## SET PROBLEM
Leave out any pictures and transcribe all other data below exactly.

## PROVIDED MATERIAL
^^^^

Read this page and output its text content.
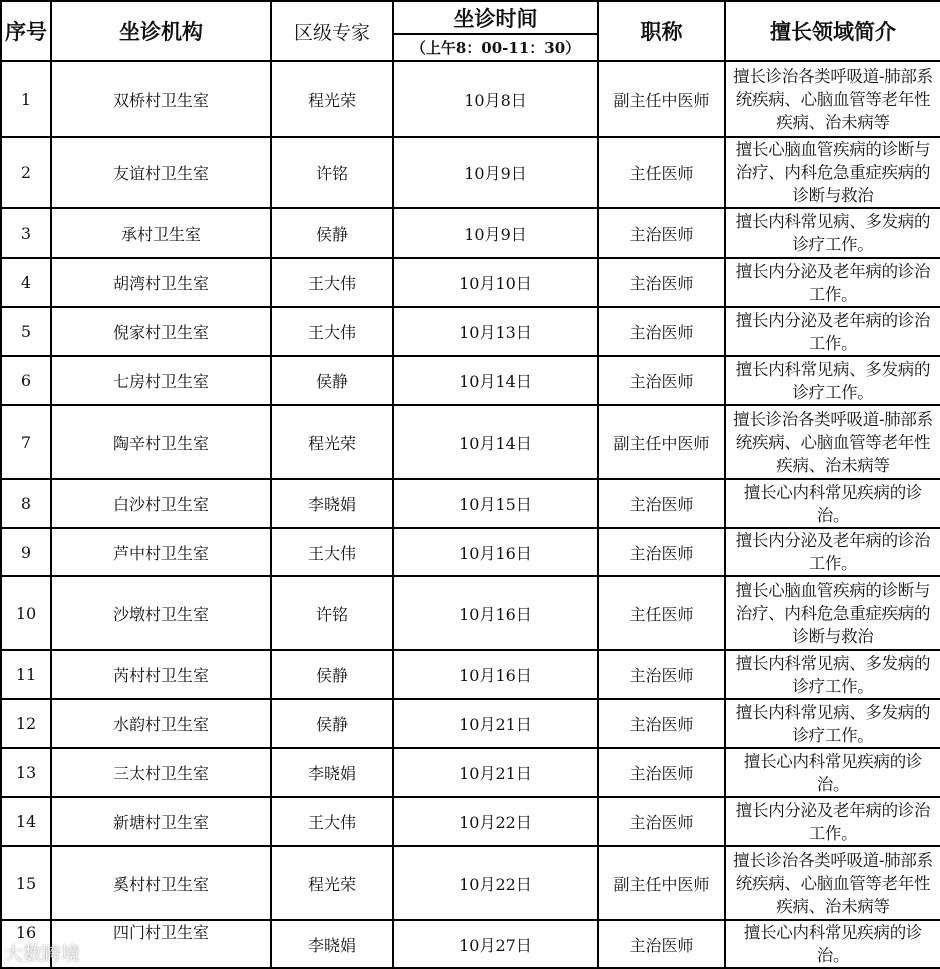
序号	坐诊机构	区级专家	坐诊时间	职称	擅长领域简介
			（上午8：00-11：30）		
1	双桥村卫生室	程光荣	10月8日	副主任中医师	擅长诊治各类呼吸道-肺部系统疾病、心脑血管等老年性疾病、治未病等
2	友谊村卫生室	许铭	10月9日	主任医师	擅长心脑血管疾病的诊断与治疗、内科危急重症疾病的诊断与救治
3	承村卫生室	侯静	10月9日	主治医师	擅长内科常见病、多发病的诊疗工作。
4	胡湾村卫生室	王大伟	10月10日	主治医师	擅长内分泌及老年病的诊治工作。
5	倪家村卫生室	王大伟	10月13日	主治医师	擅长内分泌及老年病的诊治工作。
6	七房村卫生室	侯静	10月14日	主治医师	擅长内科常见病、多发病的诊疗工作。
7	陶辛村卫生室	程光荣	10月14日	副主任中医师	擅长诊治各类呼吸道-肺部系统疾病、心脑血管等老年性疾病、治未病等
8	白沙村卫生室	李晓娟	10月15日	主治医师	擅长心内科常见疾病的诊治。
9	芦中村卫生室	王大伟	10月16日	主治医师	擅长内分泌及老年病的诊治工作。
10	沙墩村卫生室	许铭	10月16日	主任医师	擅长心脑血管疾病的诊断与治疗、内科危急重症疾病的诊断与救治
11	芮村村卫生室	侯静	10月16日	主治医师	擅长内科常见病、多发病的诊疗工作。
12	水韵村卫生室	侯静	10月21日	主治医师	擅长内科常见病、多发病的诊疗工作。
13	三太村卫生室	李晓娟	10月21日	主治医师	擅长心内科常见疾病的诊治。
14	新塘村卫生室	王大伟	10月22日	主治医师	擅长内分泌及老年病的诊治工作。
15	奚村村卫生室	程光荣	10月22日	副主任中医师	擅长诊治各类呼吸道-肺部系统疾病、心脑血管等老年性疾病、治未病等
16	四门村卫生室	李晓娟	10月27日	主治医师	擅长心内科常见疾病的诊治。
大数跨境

^^^^

## EXERCISE ANSWER
Read this page and output its text content.
序号	坐诊机构	区级专家	坐诊时间	职称	擅长领域简介
			（上午8：00-11：30）		
1	双桥村卫生室	程光荣	10月8日	副主任中医师	擅长诊治各类呼吸道-肺部系统疾病、心脑血管等老年性疾病、治未病等
2	友谊村卫生室	许铭	10月9日	主任医师	擅长心脑血管疾病的诊断与治疗、内科危急重症疾病的诊断与救治
3	承村卫生室	侯静	10月9日	主治医师	擅长内科常见病、多发病的诊疗工作。
4	胡湾村卫生室	王大伟	10月10日	主治医师	擅长内分泌及老年病的诊治工作。
5	倪家村卫生室	王大伟	10月13日	主治医师	擅长内分泌及老年病的诊治工作。
6	七房村卫生室	侯静	10月14日	主治医师	擅长内科常见病、多发病的诊疗工作。
7	陶辛村卫生室	程光荣	10月14日	副主任中医师	擅长诊治各类呼吸道-肺部系统疾病、心脑血管等老年性疾病、治未病等
8	白沙村卫生室	李晓娟	10月15日	主治医师	擅长心内科常见疾病的诊治。
9	芦中村卫生室	王大伟	10月16日	主治医师	擅长内分泌及老年病的诊治工作。
10	沙墩村卫生室	许铭	10月16日	主任医师	擅长心脑血管疾病的诊断与治疗、内科危急重症疾病的诊断与救治
11	芮村村卫生室	侯静	10月16日	主治医师	擅长内科常见病、多发病的诊疗工作。
12	水韵村卫生室	侯静	10月21日	主治医师	擅长内科常见病、多发病的诊疗工作。
13	三太村卫生室	李晓娟	10月21日	主治医师	擅长心内科常见疾病的诊治。
14	新塘村卫生室	王大伟	10月22日	主治医师	擅长内分泌及老年病的诊治工作。
15	奚村村卫生室	程光荣	10月22日	副主任中医师	擅长诊治各类呼吸道-肺部系统疾病、心脑血管等老年性疾病、治未病等
16	四门村卫生室	李晓娟	10月27日	主治医师	擅长心内科常见疾病的诊治。
大数跨境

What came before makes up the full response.